— START SUPPLIED RECORDS —

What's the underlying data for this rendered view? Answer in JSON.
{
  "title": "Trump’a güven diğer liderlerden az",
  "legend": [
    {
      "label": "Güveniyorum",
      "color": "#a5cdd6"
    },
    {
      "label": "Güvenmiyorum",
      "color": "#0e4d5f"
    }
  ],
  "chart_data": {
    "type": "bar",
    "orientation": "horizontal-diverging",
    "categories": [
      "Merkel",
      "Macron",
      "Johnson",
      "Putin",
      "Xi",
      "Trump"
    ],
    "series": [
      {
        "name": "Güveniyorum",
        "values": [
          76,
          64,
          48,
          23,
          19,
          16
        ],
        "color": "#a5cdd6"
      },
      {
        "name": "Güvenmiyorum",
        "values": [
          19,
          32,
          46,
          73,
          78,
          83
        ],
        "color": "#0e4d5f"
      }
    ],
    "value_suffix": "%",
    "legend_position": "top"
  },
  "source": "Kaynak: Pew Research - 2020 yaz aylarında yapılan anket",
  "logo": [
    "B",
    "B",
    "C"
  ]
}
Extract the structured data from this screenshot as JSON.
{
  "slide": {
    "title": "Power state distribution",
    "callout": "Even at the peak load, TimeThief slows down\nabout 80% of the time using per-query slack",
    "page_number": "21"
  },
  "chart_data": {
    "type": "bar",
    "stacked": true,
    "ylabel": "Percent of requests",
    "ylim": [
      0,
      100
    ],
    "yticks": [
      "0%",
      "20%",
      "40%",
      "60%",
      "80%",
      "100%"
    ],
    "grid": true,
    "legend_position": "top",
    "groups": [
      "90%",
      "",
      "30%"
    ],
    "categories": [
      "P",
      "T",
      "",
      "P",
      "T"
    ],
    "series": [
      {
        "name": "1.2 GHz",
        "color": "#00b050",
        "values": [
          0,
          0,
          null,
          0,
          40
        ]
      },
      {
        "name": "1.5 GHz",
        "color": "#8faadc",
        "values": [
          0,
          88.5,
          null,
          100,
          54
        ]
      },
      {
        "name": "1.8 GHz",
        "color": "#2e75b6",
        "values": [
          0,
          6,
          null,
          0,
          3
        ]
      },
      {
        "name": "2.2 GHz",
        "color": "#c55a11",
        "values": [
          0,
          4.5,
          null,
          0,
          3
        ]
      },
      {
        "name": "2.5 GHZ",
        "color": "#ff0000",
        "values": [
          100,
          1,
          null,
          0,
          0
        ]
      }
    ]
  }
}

— END SUPPLIED RECORDS —

AIM>
Every line of the records above needs to be given again exactly.

RESPONSE FOR THIS EXERCISE>
What's the underlying data for this rendered view? Answer in JSON.
{
  "title": "Trump’a güven diğer liderlerden az",
  "legend": [
    {
      "label": "Güveniyorum",
      "color": "#a5cdd6"
    },
    {
      "label": "Güvenmiyorum",
      "color": "#0e4d5f"
    }
  ],
  "chart_data": {
    "type": "bar",
    "orientation": "horizontal-diverging",
    "categories": [
      "Merkel",
      "Macron",
      "Johnson",
      "Putin",
      "Xi",
      "Trump"
    ],
    "series": [
      {
        "name": "Güveniyorum",
        "values": [
          76,
          64,
          48,
          23,
          19,
          16
        ],
        "color": "#a5cdd6"
      },
      {
        "name": "Güvenmiyorum",
        "values": [
          19,
          32,
          46,
          73,
          78,
          83
        ],
        "color": "#0e4d5f"
      }
    ],
    "value_suffix": "%",
    "legend_position": "top"
  },
  "source": "Kaynak: Pew Research - 2020 yaz aylarında yapılan anket",
  "logo": [
    "B",
    "B",
    "C"
  ]
}
Extract the structured data from this screenshot as JSON.
{
  "slide": {
    "title": "Power state distribution",
    "callout": "Even at the peak load, TimeThief slows down\nabout 80% of the time using per-query slack",
    "page_number": "21"
  },
  "chart_data": {
    "type": "bar",
    "stacked": true,
    "ylabel": "Percent of requests",
    "ylim": [
      0,
      100
    ],
    "yticks": [
      "0%",
      "20%",
      "40%",
      "60%",
      "80%",
      "100%"
    ],
    "grid": true,
    "legend_position": "top",
    "groups": [
      "90%",
      "",
      "30%"
    ],
    "categories": [
      "P",
      "T",
      "",
      "P",
      "T"
    ],
    "series": [
      {
        "name": "1.2 GHz",
        "color": "#00b050",
        "values": [
          0,
          0,
          null,
          0,
          40
        ]
      },
      {
        "name": "1.5 GHz",
        "color": "#8faadc",
        "values": [
          0,
          88.5,
          null,
          100,
          54
        ]
      },
      {
        "name": "1.8 GHz",
        "color": "#2e75b6",
        "values": [
          0,
          6,
          null,
          0,
          3
        ]
      },
      {
        "name": "2.2 GHz",
        "color": "#c55a11",
        "values": [
          0,
          4.5,
          null,
          0,
          3
        ]
      },
      {
        "name": "2.5 GHZ",
        "color": "#ff0000",
        "values": [
          100,
          1,
          null,
          0,
          0
        ]
      }
    ]
  }
}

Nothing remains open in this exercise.